-- Begin --

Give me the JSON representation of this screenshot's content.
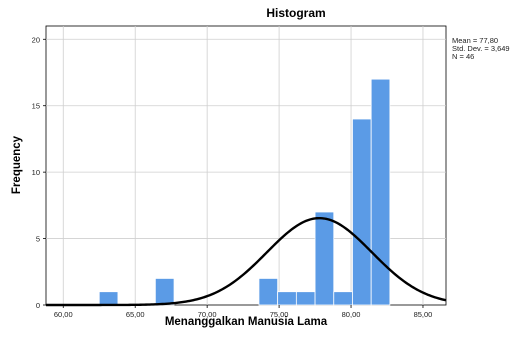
{
  "chart_data": {
    "type": "bar",
    "title": "Histogram",
    "xlabel": "Menanggalkan Manusia Lama",
    "ylabel": "Frequency",
    "xlim": [
      58.8,
      86.6
    ],
    "ylim": [
      0,
      21
    ],
    "x_ticks": [
      60,
      65,
      70,
      75,
      80,
      85
    ],
    "x_tick_labels": [
      "60,00",
      "65,00",
      "70,00",
      "75,00",
      "80,00",
      "85,00"
    ],
    "y_ticks": [
      0,
      5,
      10,
      15,
      20
    ],
    "y_tick_labels": [
      "0",
      "5",
      "10",
      "15",
      "20"
    ],
    "grid": true,
    "bars": [
      {
        "x0": 62.5,
        "x1": 63.8,
        "count": 1
      },
      {
        "x0": 66.4,
        "x1": 67.7,
        "count": 2
      },
      {
        "x0": 73.6,
        "x1": 74.9,
        "count": 2
      },
      {
        "x0": 74.9,
        "x1": 76.2,
        "count": 1
      },
      {
        "x0": 76.2,
        "x1": 77.5,
        "count": 1
      },
      {
        "x0": 77.5,
        "x1": 78.8,
        "count": 7
      },
      {
        "x0": 78.8,
        "x1": 80.1,
        "count": 1
      },
      {
        "x0": 80.1,
        "x1": 81.4,
        "count": 14
      },
      {
        "x0": 81.4,
        "x1": 82.7,
        "count": 17
      }
    ],
    "normal_curve": {
      "mean": 77.8,
      "std": 3.649,
      "n": 46,
      "bin_width": 1.3
    },
    "bar_color": "#5b9be6",
    "bar_edge_color": "#ffffff",
    "curve_color": "#000000",
    "stats": [
      "Mean = 77,80",
      "Std. Dev. = 3,649",
      "N = 46"
    ]
  }
}
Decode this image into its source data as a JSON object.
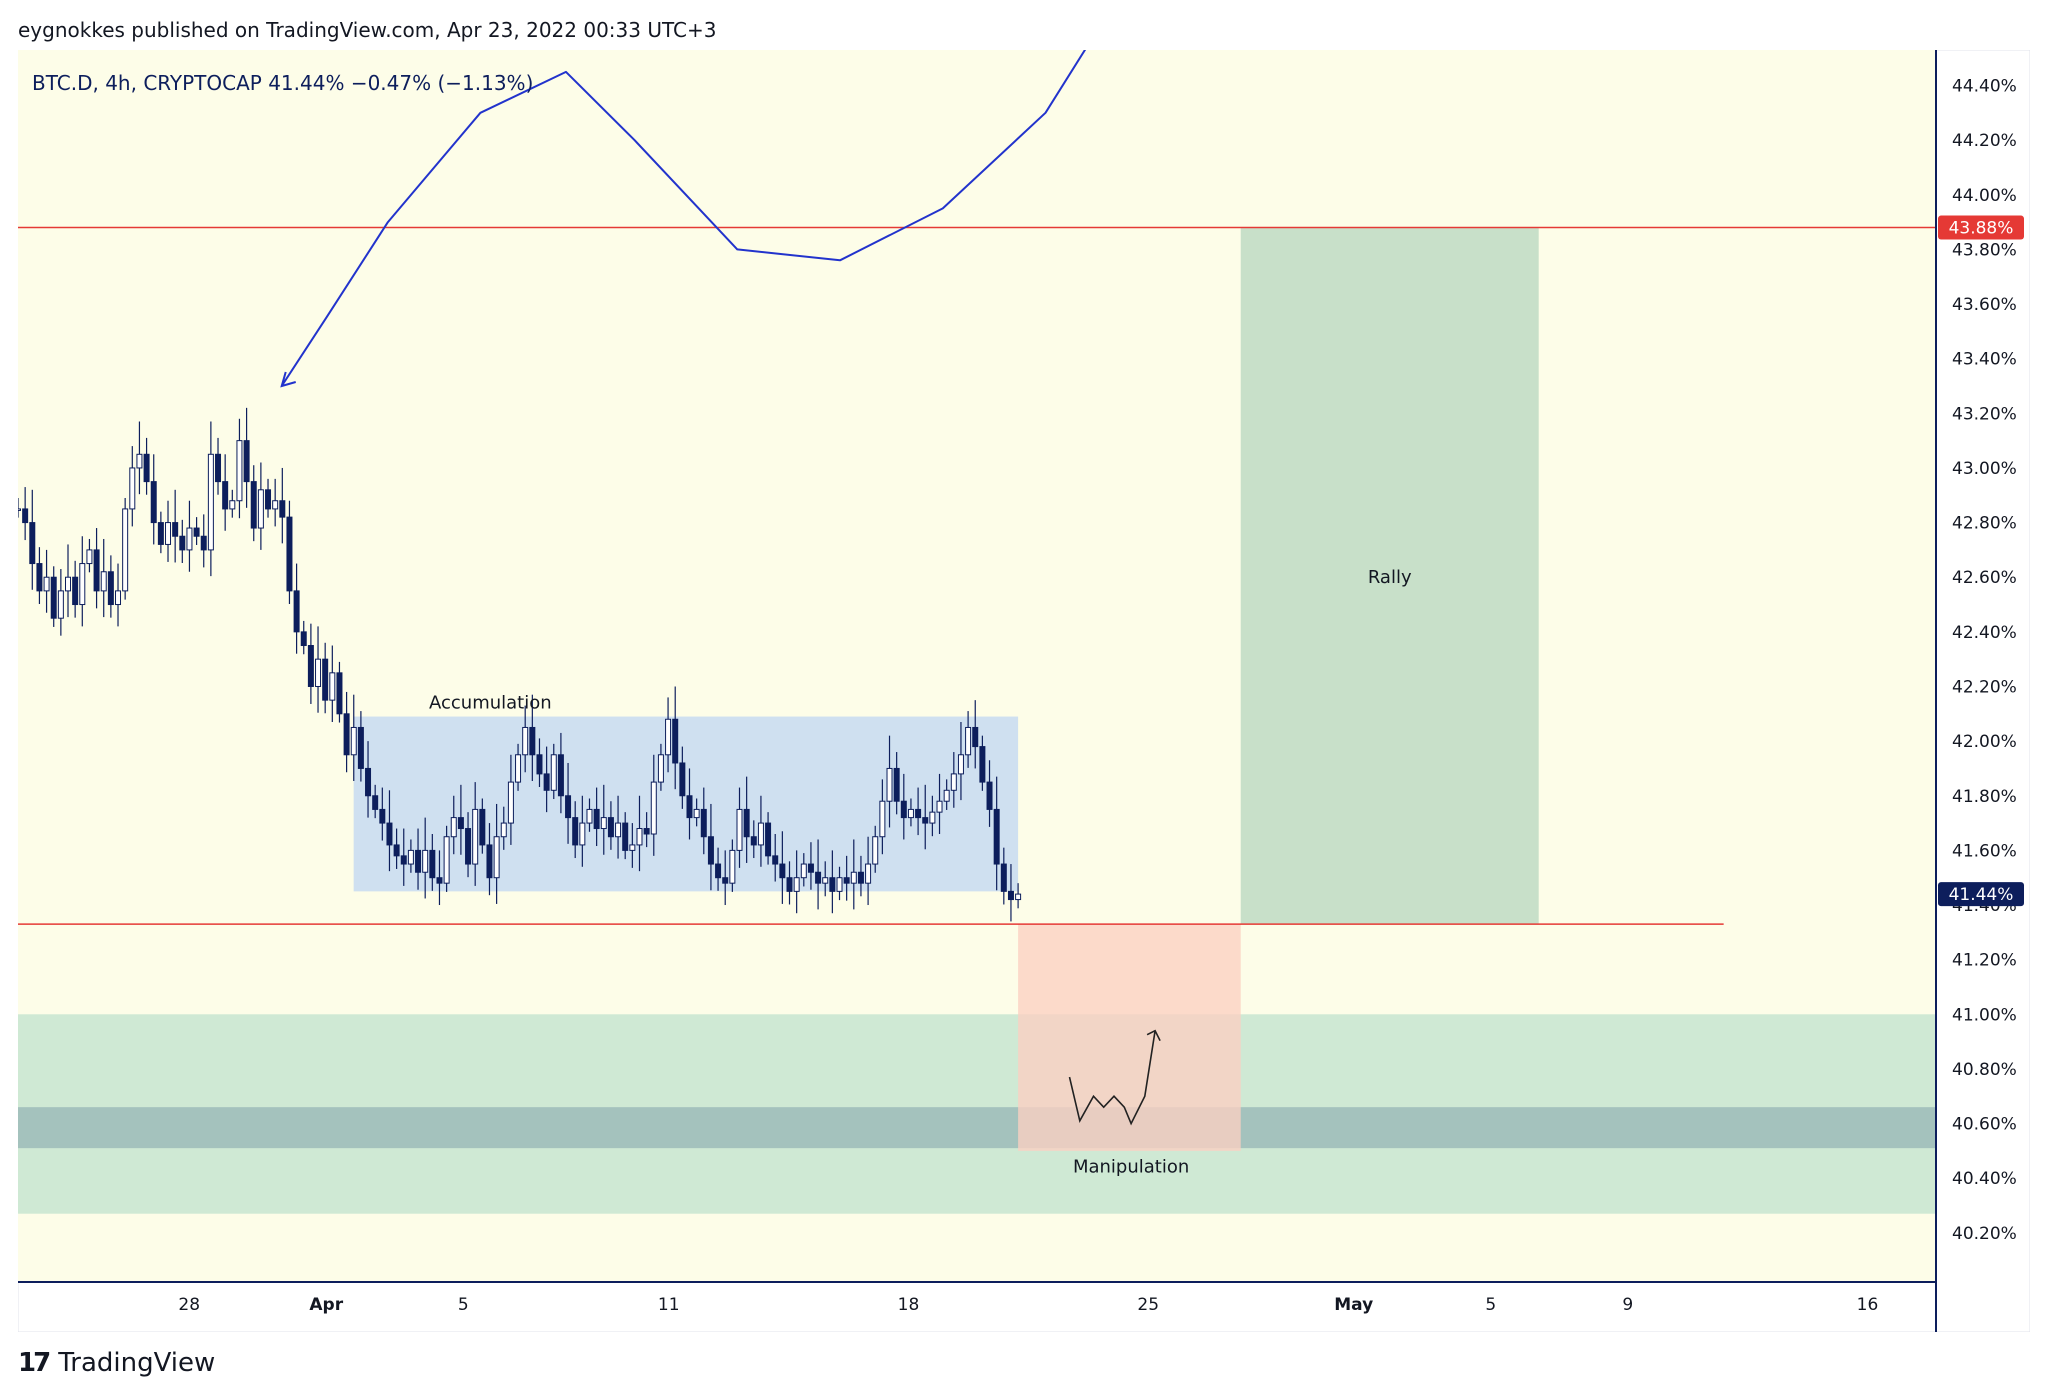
{
  "header": {
    "published": "eygnokkes published on TradingView.com, Apr 23, 2022 00:33 UTC+3"
  },
  "brand": {
    "logo": "17",
    "name": "TradingView"
  },
  "colors": {
    "bg": "#fdfde8",
    "candle": "#0d1e5c",
    "hline": "#e53935",
    "accum": "#cfe0f0",
    "rally": "#c8e0c9",
    "manip": "#fbcfc1",
    "zone": "#cfe9d4",
    "zone_dark": "#a4c2bd",
    "curve": "#2233cc"
  },
  "chart_data": {
    "type": "candlestick",
    "symbol": "BTC.D, 4h, CRYPTOCAP",
    "last": "41.44%",
    "change": "−0.47% (−1.13%)",
    "ylim": [
      40.02,
      44.53
    ],
    "y_ticks": [
      "44.40%",
      "44.20%",
      "44.00%",
      "43.80%",
      "43.60%",
      "43.40%",
      "43.20%",
      "43.00%",
      "42.80%",
      "42.60%",
      "42.40%",
      "42.20%",
      "42.00%",
      "41.80%",
      "41.60%",
      "41.40%",
      "41.20%",
      "41.00%",
      "40.80%",
      "40.60%",
      "40.40%",
      "40.20%"
    ],
    "x_ticks": [
      {
        "label": "28",
        "day": 0
      },
      {
        "label": "Apr",
        "day": 4
      },
      {
        "label": "5",
        "day": 8
      },
      {
        "label": "11",
        "day": 14
      },
      {
        "label": "18",
        "day": 21
      },
      {
        "label": "25",
        "day": 28
      },
      {
        "label": "May",
        "day": 34
      },
      {
        "label": "5",
        "day": 38
      },
      {
        "label": "9",
        "day": 42
      },
      {
        "label": "16",
        "day": 49
      }
    ],
    "x_range_days": [
      -5,
      51
    ],
    "price_labels": [
      {
        "value": 43.88,
        "text": "43.88%",
        "color": "#e53935"
      },
      {
        "value": 41.44,
        "text": "41.44%",
        "color": "#0d1e5c"
      }
    ],
    "hlines": [
      43.88,
      41.33
    ],
    "series_close": [
      42.85,
      42.8,
      42.65,
      42.55,
      42.6,
      42.45,
      42.55,
      42.6,
      42.5,
      42.65,
      42.7,
      42.55,
      42.62,
      42.5,
      42.55,
      42.85,
      43.0,
      43.05,
      42.95,
      42.8,
      42.72,
      42.8,
      42.75,
      42.7,
      42.78,
      42.75,
      42.7,
      43.05,
      42.95,
      42.85,
      42.88,
      43.1,
      42.95,
      42.78,
      42.92,
      42.85,
      42.88,
      42.82,
      42.55,
      42.4,
      42.35,
      42.2,
      42.3,
      42.15,
      42.25,
      42.1,
      41.95,
      42.05,
      41.9,
      41.8,
      41.75,
      41.7,
      41.62,
      41.58,
      41.55,
      41.6,
      41.52,
      41.6,
      41.5,
      41.48,
      41.65,
      41.72,
      41.68,
      41.55,
      41.75,
      41.62,
      41.5,
      41.65,
      41.7,
      41.85,
      41.95,
      42.05,
      41.95,
      41.88,
      41.82,
      41.95,
      41.8,
      41.72,
      41.62,
      41.7,
      41.75,
      41.68,
      41.72,
      41.65,
      41.7,
      41.6,
      41.62,
      41.68,
      41.66,
      41.85,
      41.95,
      42.08,
      41.92,
      41.8,
      41.72,
      41.75,
      41.65,
      41.55,
      41.5,
      41.48,
      41.6,
      41.75,
      41.65,
      41.62,
      41.7,
      41.58,
      41.55,
      41.5,
      41.45,
      41.5,
      41.55,
      41.52,
      41.48,
      41.5,
      41.45,
      41.5,
      41.48,
      41.52,
      41.48,
      41.55,
      41.65,
      41.78,
      41.9,
      41.78,
      41.72,
      41.75,
      41.72,
      41.7,
      41.74,
      41.78,
      41.82,
      41.88,
      41.95,
      42.05,
      41.98,
      41.85,
      41.75,
      41.55,
      41.45,
      41.42,
      41.44
    ],
    "annotations": [
      {
        "text": "Accumulation",
        "kind": "box",
        "x0_day": 4.8,
        "x1_day": 24.2,
        "y0": 41.45,
        "y1": 42.09
      },
      {
        "text": "Rally",
        "kind": "box",
        "x0_day": 30.7,
        "x1_day": 39.4,
        "y0": 41.33,
        "y1": 43.88
      },
      {
        "text": "Manipulation",
        "kind": "box",
        "x0_day": 24.2,
        "x1_day": 30.7,
        "y0": 40.5,
        "y1": 41.33
      }
    ],
    "zones": [
      {
        "y0": 40.27,
        "y1": 41.0,
        "color": "#cfe9d4"
      },
      {
        "y0": 40.51,
        "y1": 40.66,
        "color": "#a4c2bd"
      }
    ]
  }
}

-- End --

» Exercise aim
Return to the listing above and set it down exactly, leaving out its pictures.

» Written answer
Give me the JSON representation of this screenshot's content.
{
  "chart_data": {
    "type": "bar",
    "title": "Histogram",
    "xlabel": "Menanggalkan Manusia Lama",
    "ylabel": "Frequency",
    "xlim": [
      58.8,
      86.6
    ],
    "ylim": [
      0,
      21
    ],
    "x_ticks": [
      60,
      65,
      70,
      75,
      80,
      85
    ],
    "x_tick_labels": [
      "60,00",
      "65,00",
      "70,00",
      "75,00",
      "80,00",
      "85,00"
    ],
    "y_ticks": [
      0,
      5,
      10,
      15,
      20
    ],
    "y_tick_labels": [
      "0",
      "5",
      "10",
      "15",
      "20"
    ],
    "grid": true,
    "bars": [
      {
        "x0": 62.5,
        "x1": 63.8,
        "count": 1
      },
      {
        "x0": 66.4,
        "x1": 67.7,
        "count": 2
      },
      {
        "x0": 73.6,
        "x1": 74.9,
        "count": 2
      },
      {
        "x0": 74.9,
        "x1": 76.2,
        "count": 1
      },
      {
        "x0": 76.2,
        "x1": 77.5,
        "count": 1
      },
      {
        "x0": 77.5,
        "x1": 78.8,
        "count": 7
      },
      {
        "x0": 78.8,
        "x1": 80.1,
        "count": 1
      },
      {
        "x0": 80.1,
        "x1": 81.4,
        "count": 14
      },
      {
        "x0": 81.4,
        "x1": 82.7,
        "count": 17
      }
    ],
    "normal_curve": {
      "mean": 77.8,
      "std": 3.649,
      "n": 46,
      "bin_width": 1.3
    },
    "bar_color": "#5b9be6",
    "bar_edge_color": "#ffffff",
    "curve_color": "#000000",
    "stats": [
      "Mean = 77,80",
      "Std. Dev. = 3,649",
      "N = 46"
    ]
  }
}
Decode this image into its source data as a JSON object.
{
  "header": {
    "published": "eygnokkes published on TradingView.com, Apr 23, 2022 00:33 UTC+3"
  },
  "brand": {
    "logo": "17",
    "name": "TradingView"
  },
  "colors": {
    "bg": "#fdfde8",
    "candle": "#0d1e5c",
    "hline": "#e53935",
    "accum": "#cfe0f0",
    "rally": "#c8e0c9",
    "manip": "#fbcfc1",
    "zone": "#cfe9d4",
    "zone_dark": "#a4c2bd",
    "curve": "#2233cc"
  },
  "chart_data": {
    "type": "candlestick",
    "symbol": "BTC.D, 4h, CRYPTOCAP",
    "last": "41.44%",
    "change": "−0.47% (−1.13%)",
    "ylim": [
      40.02,
      44.53
    ],
    "y_ticks": [
      "44.40%",
      "44.20%",
      "44.00%",
      "43.80%",
      "43.60%",
      "43.40%",
      "43.20%",
      "43.00%",
      "42.80%",
      "42.60%",
      "42.40%",
      "42.20%",
      "42.00%",
      "41.80%",
      "41.60%",
      "41.40%",
      "41.20%",
      "41.00%",
      "40.80%",
      "40.60%",
      "40.40%",
      "40.20%"
    ],
    "x_ticks": [
      {
        "label": "28",
        "day": 0
      },
      {
        "label": "Apr",
        "day": 4
      },
      {
        "label": "5",
        "day": 8
      },
      {
        "label": "11",
        "day": 14
      },
      {
        "label": "18",
        "day": 21
      },
      {
        "label": "25",
        "day": 28
      },
      {
        "label": "May",
        "day": 34
      },
      {
        "label": "5",
        "day": 38
      },
      {
        "label": "9",
        "day": 42
      },
      {
        "label": "16",
        "day": 49
      }
    ],
    "x_range_days": [
      -5,
      51
    ],
    "price_labels": [
      {
        "value": 43.88,
        "text": "43.88%",
        "color": "#e53935"
      },
      {
        "value": 41.44,
        "text": "41.44%",
        "color": "#0d1e5c"
      }
    ],
    "hlines": [
      43.88,
      41.33
    ],
    "series_close": [
      42.85,
      42.8,
      42.65,
      42.55,
      42.6,
      42.45,
      42.55,
      42.6,
      42.5,
      42.65,
      42.7,
      42.55,
      42.62,
      42.5,
      42.55,
      42.85,
      43.0,
      43.05,
      42.95,
      42.8,
      42.72,
      42.8,
      42.75,
      42.7,
      42.78,
      42.75,
      42.7,
      43.05,
      42.95,
      42.85,
      42.88,
      43.1,
      42.95,
      42.78,
      42.92,
      42.85,
      42.88,
      42.82,
      42.55,
      42.4,
      42.35,
      42.2,
      42.3,
      42.15,
      42.25,
      42.1,
      41.95,
      42.05,
      41.9,
      41.8,
      41.75,
      41.7,
      41.62,
      41.58,
      41.55,
      41.6,
      41.52,
      41.6,
      41.5,
      41.48,
      41.65,
      41.72,
      41.68,
      41.55,
      41.75,
      41.62,
      41.5,
      41.65,
      41.7,
      41.85,
      41.95,
      42.05,
      41.95,
      41.88,
      41.82,
      41.95,
      41.8,
      41.72,
      41.62,
      41.7,
      41.75,
      41.68,
      41.72,
      41.65,
      41.7,
      41.6,
      41.62,
      41.68,
      41.66,
      41.85,
      41.95,
      42.08,
      41.92,
      41.8,
      41.72,
      41.75,
      41.65,
      41.55,
      41.5,
      41.48,
      41.6,
      41.75,
      41.65,
      41.62,
      41.7,
      41.58,
      41.55,
      41.5,
      41.45,
      41.5,
      41.55,
      41.52,
      41.48,
      41.5,
      41.45,
      41.5,
      41.48,
      41.52,
      41.48,
      41.55,
      41.65,
      41.78,
      41.9,
      41.78,
      41.72,
      41.75,
      41.72,
      41.7,
      41.74,
      41.78,
      41.82,
      41.88,
      41.95,
      42.05,
      41.98,
      41.85,
      41.75,
      41.55,
      41.45,
      41.42,
      41.44
    ],
    "annotations": [
      {
        "text": "Accumulation",
        "kind": "box",
        "x0_day": 4.8,
        "x1_day": 24.2,
        "y0": 41.45,
        "y1": 42.09
      },
      {
        "text": "Rally",
        "kind": "box",
        "x0_day": 30.7,
        "x1_day": 39.4,
        "y0": 41.33,
        "y1": 43.88
      },
      {
        "text": "Manipulation",
        "kind": "box",
        "x0_day": 24.2,
        "x1_day": 30.7,
        "y0": 40.5,
        "y1": 41.33
      }
    ],
    "zones": [
      {
        "y0": 40.27,
        "y1": 41.0,
        "color": "#cfe9d4"
      },
      {
        "y0": 40.51,
        "y1": 40.66,
        "color": "#a4c2bd"
      }
    ]
  }
}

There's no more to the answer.